## BEGIN

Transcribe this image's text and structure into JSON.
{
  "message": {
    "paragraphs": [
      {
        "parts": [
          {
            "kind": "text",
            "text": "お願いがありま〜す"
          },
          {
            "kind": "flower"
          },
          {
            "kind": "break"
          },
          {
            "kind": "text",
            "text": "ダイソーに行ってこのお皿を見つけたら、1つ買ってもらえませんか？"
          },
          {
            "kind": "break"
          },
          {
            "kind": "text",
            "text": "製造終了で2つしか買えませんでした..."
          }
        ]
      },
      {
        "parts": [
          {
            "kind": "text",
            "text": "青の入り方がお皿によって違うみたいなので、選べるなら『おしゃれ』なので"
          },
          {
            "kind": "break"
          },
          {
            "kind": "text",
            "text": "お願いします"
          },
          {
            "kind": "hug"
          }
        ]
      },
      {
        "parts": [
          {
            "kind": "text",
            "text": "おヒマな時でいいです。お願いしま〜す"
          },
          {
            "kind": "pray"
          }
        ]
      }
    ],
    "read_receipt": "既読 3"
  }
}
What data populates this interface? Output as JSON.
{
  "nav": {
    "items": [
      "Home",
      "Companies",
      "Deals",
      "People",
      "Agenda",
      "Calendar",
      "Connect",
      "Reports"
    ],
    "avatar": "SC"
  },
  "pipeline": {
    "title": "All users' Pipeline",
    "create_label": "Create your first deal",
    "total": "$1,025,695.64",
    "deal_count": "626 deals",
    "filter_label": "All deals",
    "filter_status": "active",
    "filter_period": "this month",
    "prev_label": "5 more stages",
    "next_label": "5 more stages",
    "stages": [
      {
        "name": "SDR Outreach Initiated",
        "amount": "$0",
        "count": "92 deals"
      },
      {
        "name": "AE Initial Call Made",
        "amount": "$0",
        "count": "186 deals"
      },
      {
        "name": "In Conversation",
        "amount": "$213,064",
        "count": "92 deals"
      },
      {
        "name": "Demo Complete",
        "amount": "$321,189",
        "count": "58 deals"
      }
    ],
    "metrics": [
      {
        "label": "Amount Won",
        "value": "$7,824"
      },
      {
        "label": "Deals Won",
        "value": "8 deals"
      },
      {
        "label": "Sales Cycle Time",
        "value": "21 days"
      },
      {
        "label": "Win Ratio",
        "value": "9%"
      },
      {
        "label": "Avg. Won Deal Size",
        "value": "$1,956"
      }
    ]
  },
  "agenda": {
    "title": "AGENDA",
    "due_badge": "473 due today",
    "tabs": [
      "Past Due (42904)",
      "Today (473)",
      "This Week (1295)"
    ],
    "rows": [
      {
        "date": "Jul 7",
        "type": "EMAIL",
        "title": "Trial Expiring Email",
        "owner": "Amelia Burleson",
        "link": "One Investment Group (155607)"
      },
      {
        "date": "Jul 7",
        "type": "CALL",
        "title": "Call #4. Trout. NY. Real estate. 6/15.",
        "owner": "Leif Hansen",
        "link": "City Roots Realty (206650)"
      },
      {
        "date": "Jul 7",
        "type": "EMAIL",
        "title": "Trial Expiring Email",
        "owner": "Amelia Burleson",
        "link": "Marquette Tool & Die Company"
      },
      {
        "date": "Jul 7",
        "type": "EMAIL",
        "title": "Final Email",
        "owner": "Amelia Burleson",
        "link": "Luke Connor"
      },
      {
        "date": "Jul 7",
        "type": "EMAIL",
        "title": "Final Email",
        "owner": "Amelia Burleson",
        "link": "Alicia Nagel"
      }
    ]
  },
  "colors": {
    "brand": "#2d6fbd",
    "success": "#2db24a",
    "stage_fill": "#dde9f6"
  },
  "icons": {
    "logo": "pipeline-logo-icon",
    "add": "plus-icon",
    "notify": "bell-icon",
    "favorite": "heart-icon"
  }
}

## END

Aim of the task:
Would you write down every record again, exactly?

Solution to the exercise:
Transcribe this image's text and structure into JSON.
{
  "message": {
    "paragraphs": [
      {
        "parts": [
          {
            "kind": "text",
            "text": "お願いがありま〜す"
          },
          {
            "kind": "flower"
          },
          {
            "kind": "break"
          },
          {
            "kind": "text",
            "text": "ダイソーに行ってこのお皿を見つけたら、1つ買ってもらえませんか？"
          },
          {
            "kind": "break"
          },
          {
            "kind": "text",
            "text": "製造終了で2つしか買えませんでした..."
          }
        ]
      },
      {
        "parts": [
          {
            "kind": "text",
            "text": "青の入り方がお皿によって違うみたいなので、選べるなら『おしゃれ』なので"
          },
          {
            "kind": "break"
          },
          {
            "kind": "text",
            "text": "お願いします"
          },
          {
            "kind": "hug"
          }
        ]
      },
      {
        "parts": [
          {
            "kind": "text",
            "text": "おヒマな時でいいです。お願いしま〜す"
          },
          {
            "kind": "pray"
          }
        ]
      }
    ],
    "read_receipt": "既読 3"
  }
}
What data populates this interface? Output as JSON.
{
  "nav": {
    "items": [
      "Home",
      "Companies",
      "Deals",
      "People",
      "Agenda",
      "Calendar",
      "Connect",
      "Reports"
    ],
    "avatar": "SC"
  },
  "pipeline": {
    "title": "All users' Pipeline",
    "create_label": "Create your first deal",
    "total": "$1,025,695.64",
    "deal_count": "626 deals",
    "filter_label": "All deals",
    "filter_status": "active",
    "filter_period": "this month",
    "prev_label": "5 more stages",
    "next_label": "5 more stages",
    "stages": [
      {
        "name": "SDR Outreach Initiated",
        "amount": "$0",
        "count": "92 deals"
      },
      {
        "name": "AE Initial Call Made",
        "amount": "$0",
        "count": "186 deals"
      },
      {
        "name": "In Conversation",
        "amount": "$213,064",
        "count": "92 deals"
      },
      {
        "name": "Demo Complete",
        "amount": "$321,189",
        "count": "58 deals"
      }
    ],
    "metrics": [
      {
        "label": "Amount Won",
        "value": "$7,824"
      },
      {
        "label": "Deals Won",
        "value": "8 deals"
      },
      {
        "label": "Sales Cycle Time",
        "value": "21 days"
      },
      {
        "label": "Win Ratio",
        "value": "9%"
      },
      {
        "label": "Avg. Won Deal Size",
        "value": "$1,956"
      }
    ]
  },
  "agenda": {
    "title": "AGENDA",
    "due_badge": "473 due today",
    "tabs": [
      "Past Due (42904)",
      "Today (473)",
      "This Week (1295)"
    ],
    "rows": [
      {
        "date": "Jul 7",
        "type": "EMAIL",
        "title": "Trial Expiring Email",
        "owner": "Amelia Burleson",
        "link": "One Investment Group (155607)"
      },
      {
        "date": "Jul 7",
        "type": "CALL",
        "title": "Call #4. Trout. NY. Real estate. 6/15.",
        "owner": "Leif Hansen",
        "link": "City Roots Realty (206650)"
      },
      {
        "date": "Jul 7",
        "type": "EMAIL",
        "title": "Trial Expiring Email",
        "owner": "Amelia Burleson",
        "link": "Marquette Tool & Die Company"
      },
      {
        "date": "Jul 7",
        "type": "EMAIL",
        "title": "Final Email",
        "owner": "Amelia Burleson",
        "link": "Luke Connor"
      },
      {
        "date": "Jul 7",
        "type": "EMAIL",
        "title": "Final Email",
        "owner": "Amelia Burleson",
        "link": "Alicia Nagel"
      }
    ]
  },
  "colors": {
    "brand": "#2d6fbd",
    "success": "#2db24a",
    "stage_fill": "#dde9f6"
  },
  "icons": {
    "logo": "pipeline-logo-icon",
    "add": "plus-icon",
    "notify": "bell-icon",
    "favorite": "heart-icon"
  }
}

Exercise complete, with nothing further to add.